* [AIM OF THE EXERCISE] Make an exact copy of the entries below with the pictures removed.

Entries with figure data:
⁂
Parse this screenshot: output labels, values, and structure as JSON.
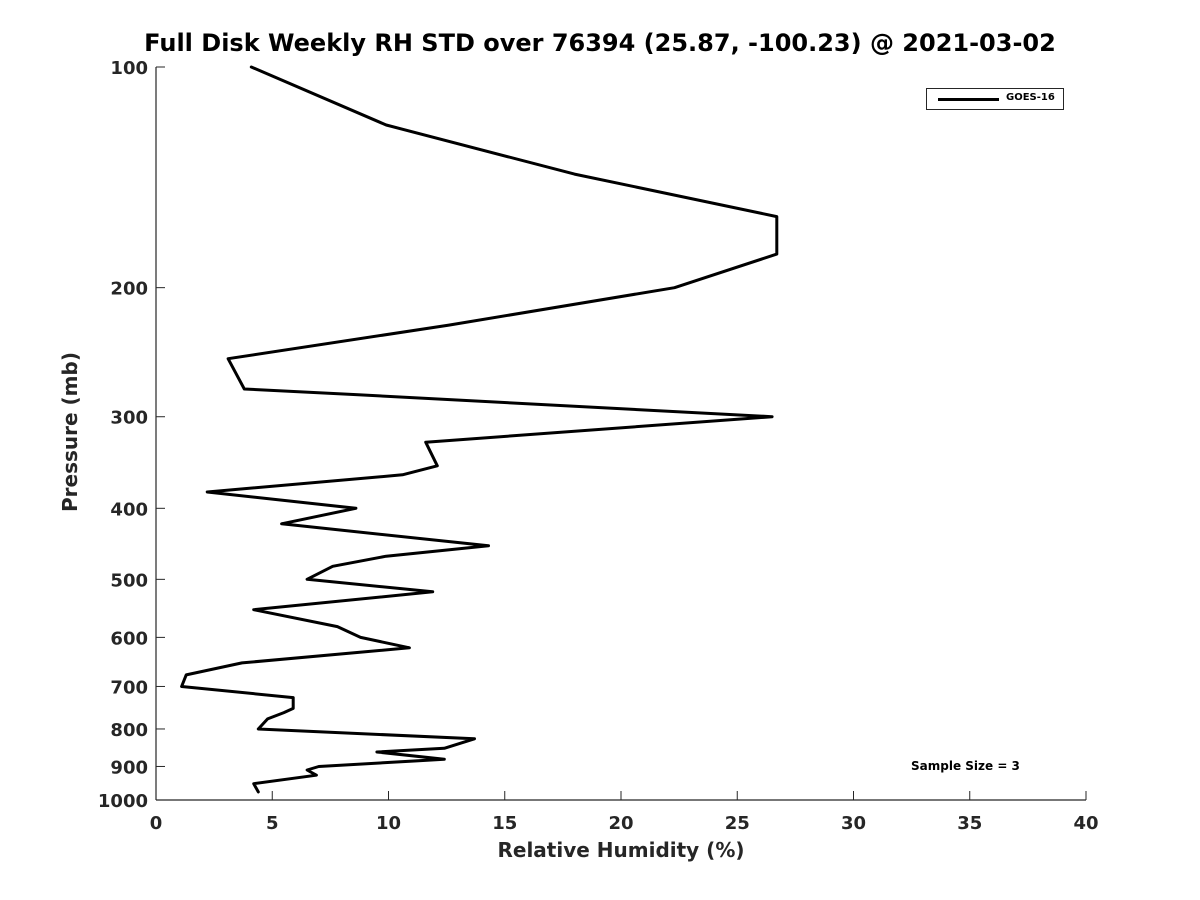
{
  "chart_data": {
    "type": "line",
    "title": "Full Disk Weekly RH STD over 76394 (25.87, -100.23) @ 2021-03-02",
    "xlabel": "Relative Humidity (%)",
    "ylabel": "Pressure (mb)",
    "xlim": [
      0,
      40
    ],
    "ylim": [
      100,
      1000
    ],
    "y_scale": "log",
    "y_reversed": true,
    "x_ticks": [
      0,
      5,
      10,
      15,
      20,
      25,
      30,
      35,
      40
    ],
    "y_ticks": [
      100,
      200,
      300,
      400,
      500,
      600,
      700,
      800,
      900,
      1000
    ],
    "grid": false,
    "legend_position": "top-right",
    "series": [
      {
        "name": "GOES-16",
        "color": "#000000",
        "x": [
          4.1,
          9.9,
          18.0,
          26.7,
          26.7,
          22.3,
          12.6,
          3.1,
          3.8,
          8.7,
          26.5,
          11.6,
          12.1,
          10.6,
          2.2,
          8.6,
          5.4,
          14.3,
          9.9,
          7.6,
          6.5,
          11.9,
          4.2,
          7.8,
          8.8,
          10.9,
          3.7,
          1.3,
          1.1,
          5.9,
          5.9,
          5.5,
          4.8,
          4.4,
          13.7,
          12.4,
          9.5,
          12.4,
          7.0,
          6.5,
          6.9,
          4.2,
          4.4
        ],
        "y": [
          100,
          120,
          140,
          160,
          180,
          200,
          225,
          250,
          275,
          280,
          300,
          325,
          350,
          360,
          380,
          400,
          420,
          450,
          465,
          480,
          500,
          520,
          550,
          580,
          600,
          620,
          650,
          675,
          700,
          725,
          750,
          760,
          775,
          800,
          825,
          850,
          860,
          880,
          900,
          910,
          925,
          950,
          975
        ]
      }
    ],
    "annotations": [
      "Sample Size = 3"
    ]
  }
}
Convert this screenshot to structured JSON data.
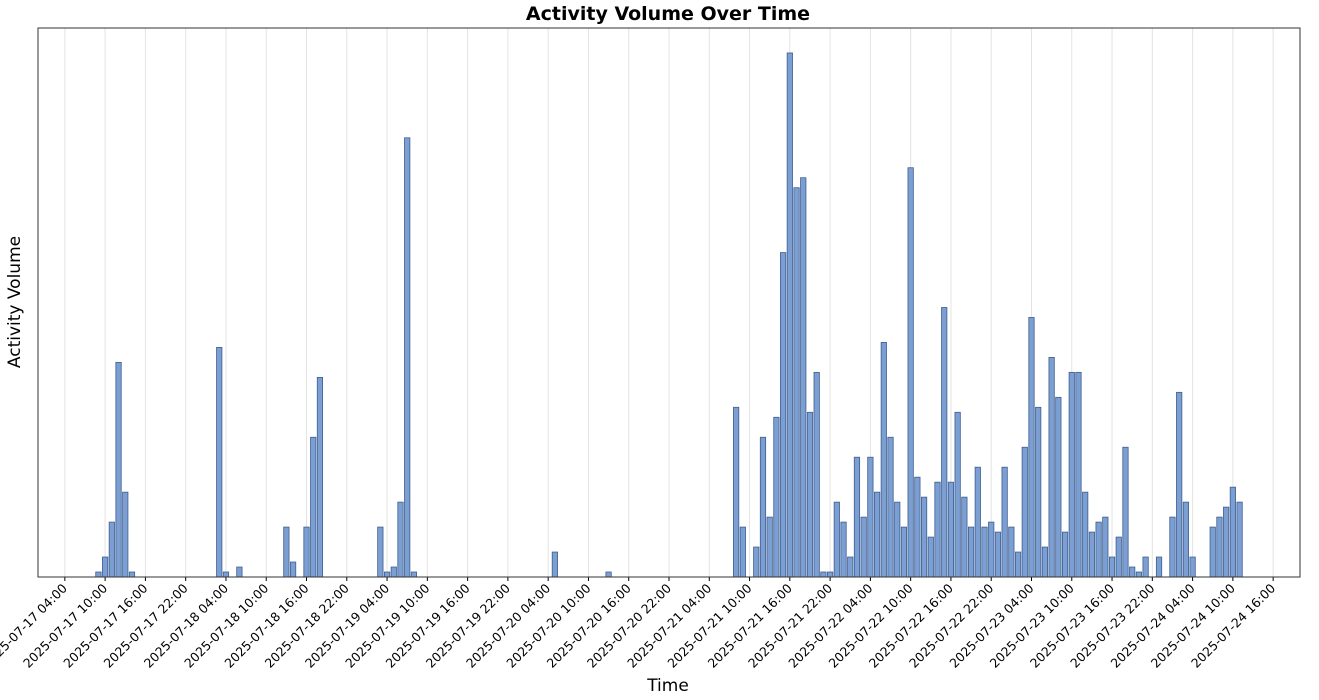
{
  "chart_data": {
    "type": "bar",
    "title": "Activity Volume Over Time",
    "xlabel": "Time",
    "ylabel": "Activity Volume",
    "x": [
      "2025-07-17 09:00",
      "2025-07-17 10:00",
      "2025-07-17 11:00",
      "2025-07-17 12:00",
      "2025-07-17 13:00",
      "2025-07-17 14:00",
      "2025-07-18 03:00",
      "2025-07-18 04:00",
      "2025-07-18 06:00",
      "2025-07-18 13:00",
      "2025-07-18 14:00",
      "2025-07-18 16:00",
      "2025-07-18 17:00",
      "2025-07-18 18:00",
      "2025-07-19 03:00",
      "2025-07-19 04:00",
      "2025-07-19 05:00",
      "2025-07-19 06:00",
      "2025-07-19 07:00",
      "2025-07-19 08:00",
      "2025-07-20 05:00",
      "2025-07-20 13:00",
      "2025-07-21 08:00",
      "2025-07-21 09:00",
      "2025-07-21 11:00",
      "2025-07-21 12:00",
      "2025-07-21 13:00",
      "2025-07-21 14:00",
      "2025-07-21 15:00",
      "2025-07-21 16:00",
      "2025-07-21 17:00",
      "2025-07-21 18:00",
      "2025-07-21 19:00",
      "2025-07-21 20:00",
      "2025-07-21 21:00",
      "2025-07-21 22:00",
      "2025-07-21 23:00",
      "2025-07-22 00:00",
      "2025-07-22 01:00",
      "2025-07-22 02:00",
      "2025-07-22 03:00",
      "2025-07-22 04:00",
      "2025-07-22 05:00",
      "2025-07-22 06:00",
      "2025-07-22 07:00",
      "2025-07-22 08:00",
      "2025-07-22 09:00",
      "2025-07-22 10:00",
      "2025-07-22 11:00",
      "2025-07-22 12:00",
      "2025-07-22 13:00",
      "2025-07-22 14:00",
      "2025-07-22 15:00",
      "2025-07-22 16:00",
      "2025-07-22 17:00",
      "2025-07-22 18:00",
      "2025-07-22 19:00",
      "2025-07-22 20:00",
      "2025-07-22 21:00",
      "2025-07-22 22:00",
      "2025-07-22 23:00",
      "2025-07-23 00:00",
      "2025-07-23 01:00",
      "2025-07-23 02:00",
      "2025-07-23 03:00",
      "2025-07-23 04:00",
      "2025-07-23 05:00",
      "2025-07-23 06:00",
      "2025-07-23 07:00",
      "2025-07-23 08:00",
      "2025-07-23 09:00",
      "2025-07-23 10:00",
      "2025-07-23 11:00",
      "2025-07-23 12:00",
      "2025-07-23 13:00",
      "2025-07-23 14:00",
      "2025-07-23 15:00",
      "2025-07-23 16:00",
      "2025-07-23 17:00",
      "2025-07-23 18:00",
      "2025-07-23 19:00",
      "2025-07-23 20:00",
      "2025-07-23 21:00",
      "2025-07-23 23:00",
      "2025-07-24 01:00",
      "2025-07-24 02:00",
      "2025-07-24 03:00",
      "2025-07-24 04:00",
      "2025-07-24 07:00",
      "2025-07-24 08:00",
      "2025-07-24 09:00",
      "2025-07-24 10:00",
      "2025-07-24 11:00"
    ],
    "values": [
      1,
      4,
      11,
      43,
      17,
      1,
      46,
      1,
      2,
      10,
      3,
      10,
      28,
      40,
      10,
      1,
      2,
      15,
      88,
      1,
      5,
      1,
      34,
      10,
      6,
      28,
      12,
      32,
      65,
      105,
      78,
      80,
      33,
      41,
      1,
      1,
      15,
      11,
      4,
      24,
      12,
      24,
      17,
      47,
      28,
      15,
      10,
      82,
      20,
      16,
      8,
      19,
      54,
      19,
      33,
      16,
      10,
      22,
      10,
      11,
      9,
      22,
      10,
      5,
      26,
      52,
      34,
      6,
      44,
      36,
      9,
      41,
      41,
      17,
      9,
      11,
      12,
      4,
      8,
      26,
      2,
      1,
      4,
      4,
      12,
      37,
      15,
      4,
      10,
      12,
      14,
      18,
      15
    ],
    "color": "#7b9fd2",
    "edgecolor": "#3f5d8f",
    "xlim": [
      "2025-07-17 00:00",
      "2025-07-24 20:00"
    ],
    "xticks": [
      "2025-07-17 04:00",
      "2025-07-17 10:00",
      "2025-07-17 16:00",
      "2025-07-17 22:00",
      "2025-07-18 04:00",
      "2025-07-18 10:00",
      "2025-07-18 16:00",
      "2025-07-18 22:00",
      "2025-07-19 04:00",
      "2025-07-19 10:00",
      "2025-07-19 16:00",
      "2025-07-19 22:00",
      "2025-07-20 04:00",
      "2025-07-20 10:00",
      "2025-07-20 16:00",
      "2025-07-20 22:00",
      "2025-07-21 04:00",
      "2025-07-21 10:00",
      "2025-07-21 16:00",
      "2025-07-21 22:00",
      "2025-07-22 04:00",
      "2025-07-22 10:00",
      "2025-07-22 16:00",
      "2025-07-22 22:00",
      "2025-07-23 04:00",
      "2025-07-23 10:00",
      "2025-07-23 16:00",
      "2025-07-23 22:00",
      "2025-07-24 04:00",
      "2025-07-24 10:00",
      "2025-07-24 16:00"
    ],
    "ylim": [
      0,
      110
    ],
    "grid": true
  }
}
⁂
* [TASK RESPONSE]
Parse this screenshot: output labels, values, and structure as JSON.
{
  "chart_data": {
    "type": "line",
    "title": "Full Disk Weekly RH STD over 76394 (25.87, -100.23) @ 2021-03-02",
    "xlabel": "Relative Humidity (%)",
    "ylabel": "Pressure (mb)",
    "xlim": [
      0,
      40
    ],
    "ylim": [
      100,
      1000
    ],
    "y_scale": "log",
    "y_reversed": true,
    "x_ticks": [
      0,
      5,
      10,
      15,
      20,
      25,
      30,
      35,
      40
    ],
    "y_ticks": [
      100,
      200,
      300,
      400,
      500,
      600,
      700,
      800,
      900,
      1000
    ],
    "grid": false,
    "legend_position": "top-right",
    "series": [
      {
        "name": "GOES-16",
        "color": "#000000",
        "x": [
          4.1,
          9.9,
          18.0,
          26.7,
          26.7,
          22.3,
          12.6,
          3.1,
          3.8,
          8.7,
          26.5,
          11.6,
          12.1,
          10.6,
          2.2,
          8.6,
          5.4,
          14.3,
          9.9,
          7.6,
          6.5,
          11.9,
          4.2,
          7.8,
          8.8,
          10.9,
          3.7,
          1.3,
          1.1,
          5.9,
          5.9,
          5.5,
          4.8,
          4.4,
          13.7,
          12.4,
          9.5,
          12.4,
          7.0,
          6.5,
          6.9,
          4.2,
          4.4
        ],
        "y": [
          100,
          120,
          140,
          160,
          180,
          200,
          225,
          250,
          275,
          280,
          300,
          325,
          350,
          360,
          380,
          400,
          420,
          450,
          465,
          480,
          500,
          520,
          550,
          580,
          600,
          620,
          650,
          675,
          700,
          725,
          750,
          760,
          775,
          800,
          825,
          850,
          860,
          880,
          900,
          910,
          925,
          950,
          975
        ]
      }
    ],
    "annotations": [
      "Sample Size = 3"
    ]
  }
}
Convert this screenshot to structured JSON data.
{
  "chart_data": {
    "type": "bar",
    "title": "Activity Volume Over Time",
    "xlabel": "Time",
    "ylabel": "Activity Volume",
    "x": [
      "2025-07-17 09:00",
      "2025-07-17 10:00",
      "2025-07-17 11:00",
      "2025-07-17 12:00",
      "2025-07-17 13:00",
      "2025-07-17 14:00",
      "2025-07-18 03:00",
      "2025-07-18 04:00",
      "2025-07-18 06:00",
      "2025-07-18 13:00",
      "2025-07-18 14:00",
      "2025-07-18 16:00",
      "2025-07-18 17:00",
      "2025-07-18 18:00",
      "2025-07-19 03:00",
      "2025-07-19 04:00",
      "2025-07-19 05:00",
      "2025-07-19 06:00",
      "2025-07-19 07:00",
      "2025-07-19 08:00",
      "2025-07-20 05:00",
      "2025-07-20 13:00",
      "2025-07-21 08:00",
      "2025-07-21 09:00",
      "2025-07-21 11:00",
      "2025-07-21 12:00",
      "2025-07-21 13:00",
      "2025-07-21 14:00",
      "2025-07-21 15:00",
      "2025-07-21 16:00",
      "2025-07-21 17:00",
      "2025-07-21 18:00",
      "2025-07-21 19:00",
      "2025-07-21 20:00",
      "2025-07-21 21:00",
      "2025-07-21 22:00",
      "2025-07-21 23:00",
      "2025-07-22 00:00",
      "2025-07-22 01:00",
      "2025-07-22 02:00",
      "2025-07-22 03:00",
      "2025-07-22 04:00",
      "2025-07-22 05:00",
      "2025-07-22 06:00",
      "2025-07-22 07:00",
      "2025-07-22 08:00",
      "2025-07-22 09:00",
      "2025-07-22 10:00",
      "2025-07-22 11:00",
      "2025-07-22 12:00",
      "2025-07-22 13:00",
      "2025-07-22 14:00",
      "2025-07-22 15:00",
      "2025-07-22 16:00",
      "2025-07-22 17:00",
      "2025-07-22 18:00",
      "2025-07-22 19:00",
      "2025-07-22 20:00",
      "2025-07-22 21:00",
      "2025-07-22 22:00",
      "2025-07-22 23:00",
      "2025-07-23 00:00",
      "2025-07-23 01:00",
      "2025-07-23 02:00",
      "2025-07-23 03:00",
      "2025-07-23 04:00",
      "2025-07-23 05:00",
      "2025-07-23 06:00",
      "2025-07-23 07:00",
      "2025-07-23 08:00",
      "2025-07-23 09:00",
      "2025-07-23 10:00",
      "2025-07-23 11:00",
      "2025-07-23 12:00",
      "2025-07-23 13:00",
      "2025-07-23 14:00",
      "2025-07-23 15:00",
      "2025-07-23 16:00",
      "2025-07-23 17:00",
      "2025-07-23 18:00",
      "2025-07-23 19:00",
      "2025-07-23 20:00",
      "2025-07-23 21:00",
      "2025-07-23 23:00",
      "2025-07-24 01:00",
      "2025-07-24 02:00",
      "2025-07-24 03:00",
      "2025-07-24 04:00",
      "2025-07-24 07:00",
      "2025-07-24 08:00",
      "2025-07-24 09:00",
      "2025-07-24 10:00",
      "2025-07-24 11:00"
    ],
    "values": [
      1,
      4,
      11,
      43,
      17,
      1,
      46,
      1,
      2,
      10,
      3,
      10,
      28,
      40,
      10,
      1,
      2,
      15,
      88,
      1,
      5,
      1,
      34,
      10,
      6,
      28,
      12,
      32,
      65,
      105,
      78,
      80,
      33,
      41,
      1,
      1,
      15,
      11,
      4,
      24,
      12,
      24,
      17,
      47,
      28,
      15,
      10,
      82,
      20,
      16,
      8,
      19,
      54,
      19,
      33,
      16,
      10,
      22,
      10,
      11,
      9,
      22,
      10,
      5,
      26,
      52,
      34,
      6,
      44,
      36,
      9,
      41,
      41,
      17,
      9,
      11,
      12,
      4,
      8,
      26,
      2,
      1,
      4,
      4,
      12,
      37,
      15,
      4,
      10,
      12,
      14,
      18,
      15
    ],
    "color": "#7b9fd2",
    "edgecolor": "#3f5d8f",
    "xlim": [
      "2025-07-17 00:00",
      "2025-07-24 20:00"
    ],
    "xticks": [
      "2025-07-17 04:00",
      "2025-07-17 10:00",
      "2025-07-17 16:00",
      "2025-07-17 22:00",
      "2025-07-18 04:00",
      "2025-07-18 10:00",
      "2025-07-18 16:00",
      "2025-07-18 22:00",
      "2025-07-19 04:00",
      "2025-07-19 10:00",
      "2025-07-19 16:00",
      "2025-07-19 22:00",
      "2025-07-20 04:00",
      "2025-07-20 10:00",
      "2025-07-20 16:00",
      "2025-07-20 22:00",
      "2025-07-21 04:00",
      "2025-07-21 10:00",
      "2025-07-21 16:00",
      "2025-07-21 22:00",
      "2025-07-22 04:00",
      "2025-07-22 10:00",
      "2025-07-22 16:00",
      "2025-07-22 22:00",
      "2025-07-23 04:00",
      "2025-07-23 10:00",
      "2025-07-23 16:00",
      "2025-07-23 22:00",
      "2025-07-24 04:00",
      "2025-07-24 10:00",
      "2025-07-24 16:00"
    ],
    "ylim": [
      0,
      110
    ],
    "grid": true
  }
}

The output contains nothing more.